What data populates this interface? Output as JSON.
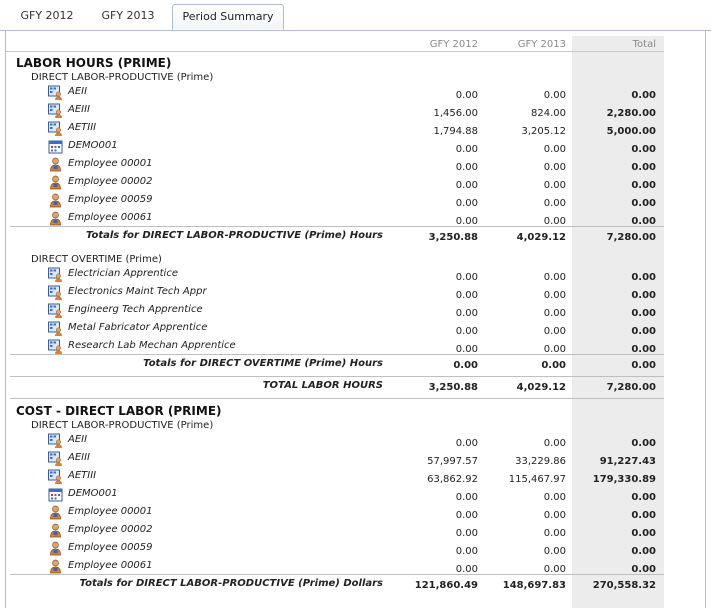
{
  "tabs": [
    {
      "label": "GFY 2012",
      "active": false
    },
    {
      "label": "GFY 2013",
      "active": false
    },
    {
      "label": "Period Summary",
      "active": true
    }
  ],
  "columns": [
    "GFY 2012",
    "GFY 2013",
    "Total"
  ],
  "sections": [
    {
      "title": "LABOR HOURS (PRIME)",
      "groups": [
        {
          "title": "DIRECT LABOR-PRODUCTIVE (Prime)",
          "rows": [
            {
              "icon": "group-icon",
              "name": "AEII",
              "v1": "0.00",
              "v2": "0.00",
              "total": "0.00"
            },
            {
              "icon": "group-icon",
              "name": "AEIII",
              "v1": "1,456.00",
              "v2": "824.00",
              "total": "2,280.00"
            },
            {
              "icon": "group-icon",
              "name": "AETIII",
              "v1": "1,794.88",
              "v2": "3,205.12",
              "total": "5,000.00"
            },
            {
              "icon": "calendar-icon",
              "name": "DEMO001",
              "v1": "0.00",
              "v2": "0.00",
              "total": "0.00"
            },
            {
              "icon": "person-icon",
              "name": "Employee 00001",
              "v1": "0.00",
              "v2": "0.00",
              "total": "0.00"
            },
            {
              "icon": "person-icon",
              "name": "Employee 00002",
              "v1": "0.00",
              "v2": "0.00",
              "total": "0.00"
            },
            {
              "icon": "person-icon",
              "name": "Employee 00059",
              "v1": "0.00",
              "v2": "0.00",
              "total": "0.00"
            },
            {
              "icon": "person-icon",
              "name": "Employee 00061",
              "v1": "0.00",
              "v2": "0.00",
              "total": "0.00"
            }
          ],
          "total_label": "Totals for DIRECT LABOR-PRODUCTIVE (Prime) Hours",
          "total_v1": "3,250.88",
          "total_v2": "4,029.12",
          "total_total": "7,280.00"
        },
        {
          "title": "DIRECT OVERTIME (Prime)",
          "rows": [
            {
              "icon": "group-icon",
              "name": "Electrician Apprentice",
              "v1": "0.00",
              "v2": "0.00",
              "total": "0.00"
            },
            {
              "icon": "group-icon",
              "name": "Electronics Maint Tech Appr",
              "v1": "0.00",
              "v2": "0.00",
              "total": "0.00"
            },
            {
              "icon": "group-icon",
              "name": "Engineerg Tech Apprentice",
              "v1": "0.00",
              "v2": "0.00",
              "total": "0.00"
            },
            {
              "icon": "group-icon",
              "name": "Metal Fabricator Apprentice",
              "v1": "0.00",
              "v2": "0.00",
              "total": "0.00"
            },
            {
              "icon": "group-icon",
              "name": "Research Lab Mechan Apprentice",
              "v1": "0.00",
              "v2": "0.00",
              "total": "0.00"
            }
          ],
          "total_label": "Totals for DIRECT OVERTIME (Prime) Hours",
          "total_v1": "0.00",
          "total_v2": "0.00",
          "total_total": "0.00"
        }
      ],
      "grand_label": "TOTAL LABOR HOURS",
      "grand_v1": "3,250.88",
      "grand_v2": "4,029.12",
      "grand_total": "7,280.00"
    },
    {
      "title": "COST - DIRECT LABOR (PRIME)",
      "groups": [
        {
          "title": "DIRECT LABOR-PRODUCTIVE (Prime)",
          "rows": [
            {
              "icon": "group-icon",
              "name": "AEII",
              "v1": "0.00",
              "v2": "0.00",
              "total": "0.00"
            },
            {
              "icon": "group-icon",
              "name": "AEIII",
              "v1": "57,997.57",
              "v2": "33,229.86",
              "total": "91,227.43"
            },
            {
              "icon": "group-icon",
              "name": "AETIII",
              "v1": "63,862.92",
              "v2": "115,467.97",
              "total": "179,330.89"
            },
            {
              "icon": "calendar-icon",
              "name": "DEMO001",
              "v1": "0.00",
              "v2": "0.00",
              "total": "0.00"
            },
            {
              "icon": "person-icon",
              "name": "Employee 00001",
              "v1": "0.00",
              "v2": "0.00",
              "total": "0.00"
            },
            {
              "icon": "person-icon",
              "name": "Employee 00002",
              "v1": "0.00",
              "v2": "0.00",
              "total": "0.00"
            },
            {
              "icon": "person-icon",
              "name": "Employee 00059",
              "v1": "0.00",
              "v2": "0.00",
              "total": "0.00"
            },
            {
              "icon": "person-icon",
              "name": "Employee 00061",
              "v1": "0.00",
              "v2": "0.00",
              "total": "0.00"
            }
          ],
          "total_label": "Totals for DIRECT LABOR-PRODUCTIVE (Prime) Dollars",
          "total_v1": "121,860.49",
          "total_v2": "148,697.83",
          "total_total": "270,558.32"
        }
      ]
    }
  ]
}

* _THE PROBLEM_: Transcribe the records above verbatim. Do not carry over any picture.

* _SOLUTION_:
What data populates this interface? Output as JSON.
{
  "tabs": [
    {
      "label": "GFY 2012",
      "active": false
    },
    {
      "label": "GFY 2013",
      "active": false
    },
    {
      "label": "Period Summary",
      "active": true
    }
  ],
  "columns": [
    "GFY 2012",
    "GFY 2013",
    "Total"
  ],
  "sections": [
    {
      "title": "LABOR HOURS (PRIME)",
      "groups": [
        {
          "title": "DIRECT LABOR-PRODUCTIVE (Prime)",
          "rows": [
            {
              "icon": "group-icon",
              "name": "AEII",
              "v1": "0.00",
              "v2": "0.00",
              "total": "0.00"
            },
            {
              "icon": "group-icon",
              "name": "AEIII",
              "v1": "1,456.00",
              "v2": "824.00",
              "total": "2,280.00"
            },
            {
              "icon": "group-icon",
              "name": "AETIII",
              "v1": "1,794.88",
              "v2": "3,205.12",
              "total": "5,000.00"
            },
            {
              "icon": "calendar-icon",
              "name": "DEMO001",
              "v1": "0.00",
              "v2": "0.00",
              "total": "0.00"
            },
            {
              "icon": "person-icon",
              "name": "Employee 00001",
              "v1": "0.00",
              "v2": "0.00",
              "total": "0.00"
            },
            {
              "icon": "person-icon",
              "name": "Employee 00002",
              "v1": "0.00",
              "v2": "0.00",
              "total": "0.00"
            },
            {
              "icon": "person-icon",
              "name": "Employee 00059",
              "v1": "0.00",
              "v2": "0.00",
              "total": "0.00"
            },
            {
              "icon": "person-icon",
              "name": "Employee 00061",
              "v1": "0.00",
              "v2": "0.00",
              "total": "0.00"
            }
          ],
          "total_label": "Totals for DIRECT LABOR-PRODUCTIVE (Prime) Hours",
          "total_v1": "3,250.88",
          "total_v2": "4,029.12",
          "total_total": "7,280.00"
        },
        {
          "title": "DIRECT OVERTIME (Prime)",
          "rows": [
            {
              "icon": "group-icon",
              "name": "Electrician Apprentice",
              "v1": "0.00",
              "v2": "0.00",
              "total": "0.00"
            },
            {
              "icon": "group-icon",
              "name": "Electronics Maint Tech Appr",
              "v1": "0.00",
              "v2": "0.00",
              "total": "0.00"
            },
            {
              "icon": "group-icon",
              "name": "Engineerg Tech Apprentice",
              "v1": "0.00",
              "v2": "0.00",
              "total": "0.00"
            },
            {
              "icon": "group-icon",
              "name": "Metal Fabricator Apprentice",
              "v1": "0.00",
              "v2": "0.00",
              "total": "0.00"
            },
            {
              "icon": "group-icon",
              "name": "Research Lab Mechan Apprentice",
              "v1": "0.00",
              "v2": "0.00",
              "total": "0.00"
            }
          ],
          "total_label": "Totals for DIRECT OVERTIME (Prime) Hours",
          "total_v1": "0.00",
          "total_v2": "0.00",
          "total_total": "0.00"
        }
      ],
      "grand_label": "TOTAL LABOR HOURS",
      "grand_v1": "3,250.88",
      "grand_v2": "4,029.12",
      "grand_total": "7,280.00"
    },
    {
      "title": "COST - DIRECT LABOR (PRIME)",
      "groups": [
        {
          "title": "DIRECT LABOR-PRODUCTIVE (Prime)",
          "rows": [
            {
              "icon": "group-icon",
              "name": "AEII",
              "v1": "0.00",
              "v2": "0.00",
              "total": "0.00"
            },
            {
              "icon": "group-icon",
              "name": "AEIII",
              "v1": "57,997.57",
              "v2": "33,229.86",
              "total": "91,227.43"
            },
            {
              "icon": "group-icon",
              "name": "AETIII",
              "v1": "63,862.92",
              "v2": "115,467.97",
              "total": "179,330.89"
            },
            {
              "icon": "calendar-icon",
              "name": "DEMO001",
              "v1": "0.00",
              "v2": "0.00",
              "total": "0.00"
            },
            {
              "icon": "person-icon",
              "name": "Employee 00001",
              "v1": "0.00",
              "v2": "0.00",
              "total": "0.00"
            },
            {
              "icon": "person-icon",
              "name": "Employee 00002",
              "v1": "0.00",
              "v2": "0.00",
              "total": "0.00"
            },
            {
              "icon": "person-icon",
              "name": "Employee 00059",
              "v1": "0.00",
              "v2": "0.00",
              "total": "0.00"
            },
            {
              "icon": "person-icon",
              "name": "Employee 00061",
              "v1": "0.00",
              "v2": "0.00",
              "total": "0.00"
            }
          ],
          "total_label": "Totals for DIRECT LABOR-PRODUCTIVE (Prime) Dollars",
          "total_v1": "121,860.49",
          "total_v2": "148,697.83",
          "total_total": "270,558.32"
        }
      ]
    }
  ]
}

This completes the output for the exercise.